→ **What to do**: Please repeat all of the lines that follow, exactly as written.

→ **Provided records**:
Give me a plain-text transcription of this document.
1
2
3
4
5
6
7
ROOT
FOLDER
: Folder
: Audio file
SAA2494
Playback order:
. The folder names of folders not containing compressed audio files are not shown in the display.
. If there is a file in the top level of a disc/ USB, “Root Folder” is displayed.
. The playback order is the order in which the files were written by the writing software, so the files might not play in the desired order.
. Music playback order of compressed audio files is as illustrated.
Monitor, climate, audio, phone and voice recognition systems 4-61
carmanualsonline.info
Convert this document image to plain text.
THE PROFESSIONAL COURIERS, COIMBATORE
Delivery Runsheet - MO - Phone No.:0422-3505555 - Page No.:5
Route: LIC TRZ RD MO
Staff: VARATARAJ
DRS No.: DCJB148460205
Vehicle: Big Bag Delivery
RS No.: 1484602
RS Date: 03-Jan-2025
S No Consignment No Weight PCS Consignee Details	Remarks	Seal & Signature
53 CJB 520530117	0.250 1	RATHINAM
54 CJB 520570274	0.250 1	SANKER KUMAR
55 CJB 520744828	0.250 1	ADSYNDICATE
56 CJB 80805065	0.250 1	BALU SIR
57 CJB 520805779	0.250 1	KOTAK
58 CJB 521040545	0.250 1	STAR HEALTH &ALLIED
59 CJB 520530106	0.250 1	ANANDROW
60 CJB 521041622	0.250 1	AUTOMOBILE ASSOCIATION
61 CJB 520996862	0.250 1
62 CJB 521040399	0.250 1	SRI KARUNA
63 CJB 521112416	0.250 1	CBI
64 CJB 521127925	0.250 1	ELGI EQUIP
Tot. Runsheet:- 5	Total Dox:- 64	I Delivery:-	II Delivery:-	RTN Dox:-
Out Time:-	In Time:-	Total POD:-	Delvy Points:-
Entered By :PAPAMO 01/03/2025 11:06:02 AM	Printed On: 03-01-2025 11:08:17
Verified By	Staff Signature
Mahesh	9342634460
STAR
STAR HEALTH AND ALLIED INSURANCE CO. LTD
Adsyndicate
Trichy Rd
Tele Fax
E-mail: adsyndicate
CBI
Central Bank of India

→ **Expected answer**:
Give me a plain-text transcription of this document.
1
2
3
4
5
6
7
ROOT
FOLDER
: Folder
: Audio file
SAA2494
Playback order:
. The folder names of folders not containing compressed audio files are not shown in the display.
. If there is a file in the top level of a disc/ USB, “Root Folder” is displayed.
. The playback order is the order in which the files were written by the writing software, so the files might not play in the desired order.
. Music playback order of compressed audio files is as illustrated.
Monitor, climate, audio, phone and voice recognition systems 4-61
carmanualsonline.info
Convert this document image to plain text.
THE PROFESSIONAL COURIERS, COIMBATORE
Delivery Runsheet - MO - Phone No.:0422-3505555 - Page No.:5
Route: LIC TRZ RD MO
Staff: VARATARAJ
DRS No.: DCJB148460205
Vehicle: Big Bag Delivery
RS No.: 1484602
RS Date: 03-Jan-2025
S No Consignment No Weight PCS Consignee Details	Remarks	Seal & Signature
53 CJB 520530117	0.250 1	RATHINAM
54 CJB 520570274	0.250 1	SANKER KUMAR
55 CJB 520744828	0.250 1	ADSYNDICATE
56 CJB 80805065	0.250 1	BALU SIR
57 CJB 520805779	0.250 1	KOTAK
58 CJB 521040545	0.250 1	STAR HEALTH &ALLIED
59 CJB 520530106	0.250 1	ANANDROW
60 CJB 521041622	0.250 1	AUTOMOBILE ASSOCIATION
61 CJB 520996862	0.250 1
62 CJB 521040399	0.250 1	SRI KARUNA
63 CJB 521112416	0.250 1	CBI
64 CJB 521127925	0.250 1	ELGI EQUIP
Tot. Runsheet:- 5	Total Dox:- 64	I Delivery:-	II Delivery:-	RTN Dox:-
Out Time:-	In Time:-	Total POD:-	Delvy Points:-
Entered By :PAPAMO 01/03/2025 11:06:02 AM	Printed On: 03-01-2025 11:08:17
Verified By	Staff Signature
Mahesh	9342634460
STAR
STAR HEALTH AND ALLIED INSURANCE CO. LTD
Adsyndicate
Trichy Rd
Tele Fax
E-mail: adsyndicate
CBI
Central Bank of India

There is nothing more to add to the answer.